**Prompt:**
Give the data below again exactly as it stands. Omit the pictures.

**Records supplied:**
○ ○ ○ ○

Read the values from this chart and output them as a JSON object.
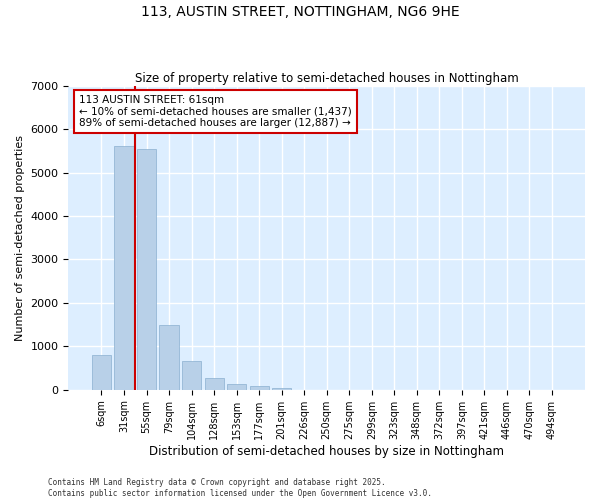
{
  "title": "113, AUSTIN STREET, NOTTINGHAM, NG6 9HE",
  "subtitle": "Size of property relative to semi-detached houses in Nottingham",
  "xlabel": "Distribution of semi-detached houses by size in Nottingham",
  "ylabel": "Number of semi-detached properties",
  "categories": [
    "6sqm",
    "31sqm",
    "55sqm",
    "79sqm",
    "104sqm",
    "128sqm",
    "153sqm",
    "177sqm",
    "201sqm",
    "226sqm",
    "250sqm",
    "275sqm",
    "299sqm",
    "323sqm",
    "348sqm",
    "372sqm",
    "397sqm",
    "421sqm",
    "446sqm",
    "470sqm",
    "494sqm"
  ],
  "values": [
    800,
    5600,
    5550,
    1500,
    650,
    280,
    140,
    80,
    30,
    0,
    0,
    0,
    0,
    0,
    0,
    0,
    0,
    0,
    0,
    0,
    0
  ],
  "bar_color": "#b8d0e8",
  "bar_edge_color": "#8ab0d0",
  "bg_color": "#ddeeff",
  "grid_color": "#ffffff",
  "vline_color": "#cc0000",
  "vline_pos": 1.5,
  "annotation_text": "113 AUSTIN STREET: 61sqm\n← 10% of semi-detached houses are smaller (1,437)\n89% of semi-detached houses are larger (12,887) →",
  "annotation_box_color": "#cc0000",
  "footnote": "Contains HM Land Registry data © Crown copyright and database right 2025.\nContains public sector information licensed under the Open Government Licence v3.0.",
  "ylim": [
    0,
    7000
  ],
  "yticks": [
    0,
    1000,
    2000,
    3000,
    4000,
    5000,
    6000,
    7000
  ]
}
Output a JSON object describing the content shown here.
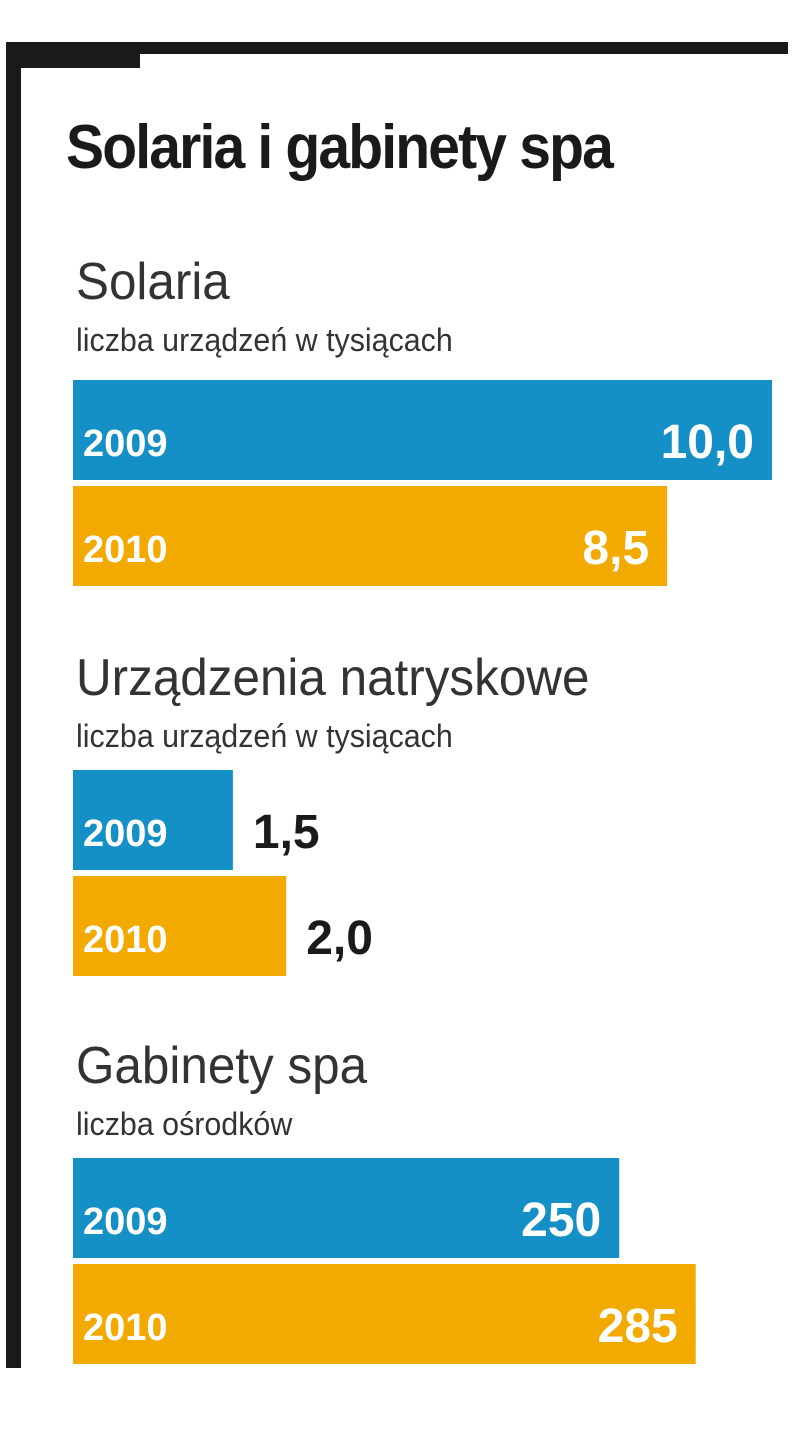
{
  "title": "Solaria i gabinety spa",
  "colors": {
    "frame": "#1a1a1a",
    "bar_2009": "#1590c6",
    "bar_2010": "#f2a900",
    "label_inside": "#ffffff",
    "label_outside": "#1a1a1a"
  },
  "chart_data": [
    {
      "type": "bar",
      "orientation": "horizontal",
      "title": "Solaria",
      "subtitle": "liczba urządzeń w tysiącach",
      "categories": [
        "2009",
        "2010"
      ],
      "values": [
        10.0,
        8.5
      ],
      "value_labels": [
        "10,0",
        "8,5"
      ],
      "value_label_position": "inside-end"
    },
    {
      "type": "bar",
      "orientation": "horizontal",
      "title": "Urządzenia natryskowe",
      "subtitle": "liczba urządzeń w tysiącach",
      "categories": [
        "2009",
        "2010"
      ],
      "values": [
        1.5,
        2.0
      ],
      "value_labels": [
        "1,5",
        "2,0"
      ],
      "value_label_position": "outside-end"
    },
    {
      "type": "bar",
      "orientation": "horizontal",
      "title": "Gabinety spa",
      "subtitle": "liczba ośrodków",
      "categories": [
        "2009",
        "2010"
      ],
      "values": [
        250,
        285
      ],
      "value_labels": [
        "250",
        "285"
      ],
      "value_label_position": "inside-end"
    }
  ]
}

○ ○ ○ ○

**Response to the exercise:**
Read the values from this chart and output them as a JSON object.
{
  "title": "113, AUSTIN STREET, NOTTINGHAM, NG6 9HE",
  "subtitle": "Size of property relative to semi-detached houses in Nottingham",
  "xlabel": "Distribution of semi-detached houses by size in Nottingham",
  "ylabel": "Number of semi-detached properties",
  "categories": [
    "6sqm",
    "31sqm",
    "55sqm",
    "79sqm",
    "104sqm",
    "128sqm",
    "153sqm",
    "177sqm",
    "201sqm",
    "226sqm",
    "250sqm",
    "275sqm",
    "299sqm",
    "323sqm",
    "348sqm",
    "372sqm",
    "397sqm",
    "421sqm",
    "446sqm",
    "470sqm",
    "494sqm"
  ],
  "values": [
    800,
    5600,
    5550,
    1500,
    650,
    280,
    140,
    80,
    30,
    0,
    0,
    0,
    0,
    0,
    0,
    0,
    0,
    0,
    0,
    0,
    0
  ],
  "bar_color": "#b8d0e8",
  "bar_edge_color": "#8ab0d0",
  "bg_color": "#ddeeff",
  "grid_color": "#ffffff",
  "vline_color": "#cc0000",
  "vline_pos": 1.5,
  "annotation_text": "113 AUSTIN STREET: 61sqm\n← 10% of semi-detached houses are smaller (1,437)\n89% of semi-detached houses are larger (12,887) →",
  "annotation_box_color": "#cc0000",
  "footnote": "Contains HM Land Registry data © Crown copyright and database right 2025.\nContains public sector information licensed under the Open Government Licence v3.0.",
  "ylim": [
    0,
    7000
  ],
  "yticks": [
    0,
    1000,
    2000,
    3000,
    4000,
    5000,
    6000,
    7000
  ]
}
Output a JSON object describing the content shown here.
{
  "title": "Solaria i gabinety spa",
  "colors": {
    "frame": "#1a1a1a",
    "bar_2009": "#1590c6",
    "bar_2010": "#f2a900",
    "label_inside": "#ffffff",
    "label_outside": "#1a1a1a"
  },
  "chart_data": [
    {
      "type": "bar",
      "orientation": "horizontal",
      "title": "Solaria",
      "subtitle": "liczba urządzeń w tysiącach",
      "categories": [
        "2009",
        "2010"
      ],
      "values": [
        10.0,
        8.5
      ],
      "value_labels": [
        "10,0",
        "8,5"
      ],
      "value_label_position": "inside-end"
    },
    {
      "type": "bar",
      "orientation": "horizontal",
      "title": "Urządzenia natryskowe",
      "subtitle": "liczba urządzeń w tysiącach",
      "categories": [
        "2009",
        "2010"
      ],
      "values": [
        1.5,
        2.0
      ],
      "value_labels": [
        "1,5",
        "2,0"
      ],
      "value_label_position": "outside-end"
    },
    {
      "type": "bar",
      "orientation": "horizontal",
      "title": "Gabinety spa",
      "subtitle": "liczba ośrodków",
      "categories": [
        "2009",
        "2010"
      ],
      "values": [
        250,
        285
      ],
      "value_labels": [
        "250",
        "285"
      ],
      "value_label_position": "inside-end"
    }
  ]
}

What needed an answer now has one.